Task requirements >> Exclude the pictures, then repeat the remaining data exactly.

== Data provided

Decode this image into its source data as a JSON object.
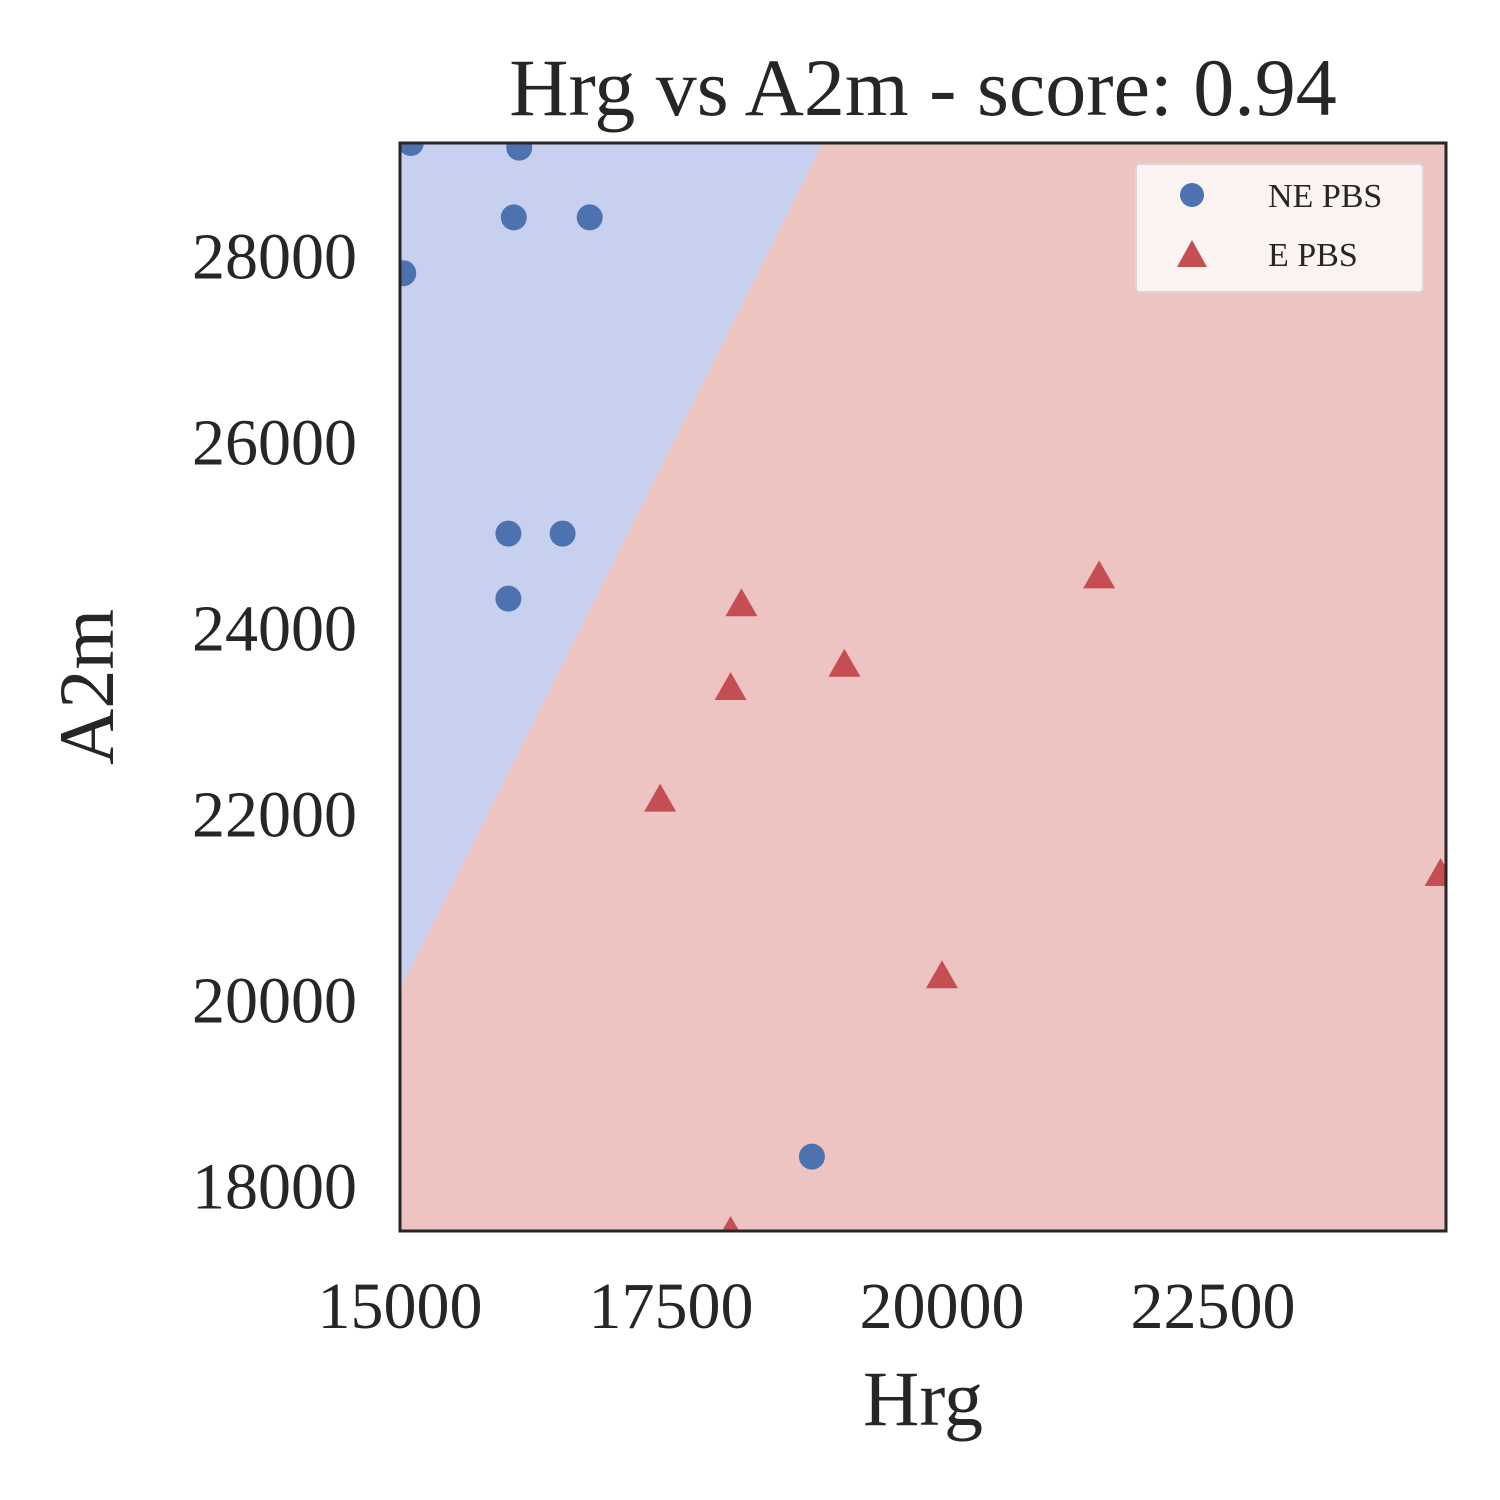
{
  "chart_data": {
    "type": "scatter",
    "title": "Hrg vs A2m - score: 0.94",
    "xlabel": "Hrg",
    "ylabel": "A2m",
    "xlim": [
      15000,
      24650
    ],
    "ylim": [
      17500,
      29200
    ],
    "xticks": [
      "15000",
      "17500",
      "20000",
      "22500"
    ],
    "yticks": [
      "18000",
      "20000",
      "22000",
      "24000",
      "26000",
      "28000"
    ],
    "grid": false,
    "legend_position": "top-right",
    "decision_boundary": [
      [
        15000,
        20100
      ],
      [
        18900,
        29200
      ]
    ],
    "region_colors": {
      "NE PBS": "#c8d0f0",
      "E PBS": "#eec4c3"
    },
    "series": [
      {
        "name": "NE PBS",
        "marker": "circle",
        "color": "#4c72b0",
        "points": [
          [
            15100,
            29200
          ],
          [
            16100,
            29150
          ],
          [
            16050,
            28400
          ],
          [
            16750,
            28400
          ],
          [
            15030,
            27800
          ],
          [
            16000,
            25000
          ],
          [
            16500,
            25000
          ],
          [
            16000,
            24300
          ],
          [
            18800,
            18300
          ]
        ]
      },
      {
        "name": "E PBS",
        "marker": "triangle",
        "color": "#c44e52",
        "points": [
          [
            18150,
            24250
          ],
          [
            21450,
            24550
          ],
          [
            19100,
            23600
          ],
          [
            18050,
            23350
          ],
          [
            17400,
            22150
          ],
          [
            20000,
            20250
          ],
          [
            24600,
            21350
          ],
          [
            18050,
            17500
          ]
        ]
      }
    ]
  }
}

====

Solution to the exercise >>
Decode this image into its source data as a JSON object.
{
  "chart_data": {
    "type": "scatter",
    "title": "Hrg vs A2m - score: 0.94",
    "xlabel": "Hrg",
    "ylabel": "A2m",
    "xlim": [
      15000,
      24650
    ],
    "ylim": [
      17500,
      29200
    ],
    "xticks": [
      "15000",
      "17500",
      "20000",
      "22500"
    ],
    "yticks": [
      "18000",
      "20000",
      "22000",
      "24000",
      "26000",
      "28000"
    ],
    "grid": false,
    "legend_position": "top-right",
    "decision_boundary": [
      [
        15000,
        20100
      ],
      [
        18900,
        29200
      ]
    ],
    "region_colors": {
      "NE PBS": "#c8d0f0",
      "E PBS": "#eec4c3"
    },
    "series": [
      {
        "name": "NE PBS",
        "marker": "circle",
        "color": "#4c72b0",
        "points": [
          [
            15100,
            29200
          ],
          [
            16100,
            29150
          ],
          [
            16050,
            28400
          ],
          [
            16750,
            28400
          ],
          [
            15030,
            27800
          ],
          [
            16000,
            25000
          ],
          [
            16500,
            25000
          ],
          [
            16000,
            24300
          ],
          [
            18800,
            18300
          ]
        ]
      },
      {
        "name": "E PBS",
        "marker": "triangle",
        "color": "#c44e52",
        "points": [
          [
            18150,
            24250
          ],
          [
            21450,
            24550
          ],
          [
            19100,
            23600
          ],
          [
            18050,
            23350
          ],
          [
            17400,
            22150
          ],
          [
            20000,
            20250
          ],
          [
            24600,
            21350
          ],
          [
            18050,
            17500
          ]
        ]
      }
    ]
  }
}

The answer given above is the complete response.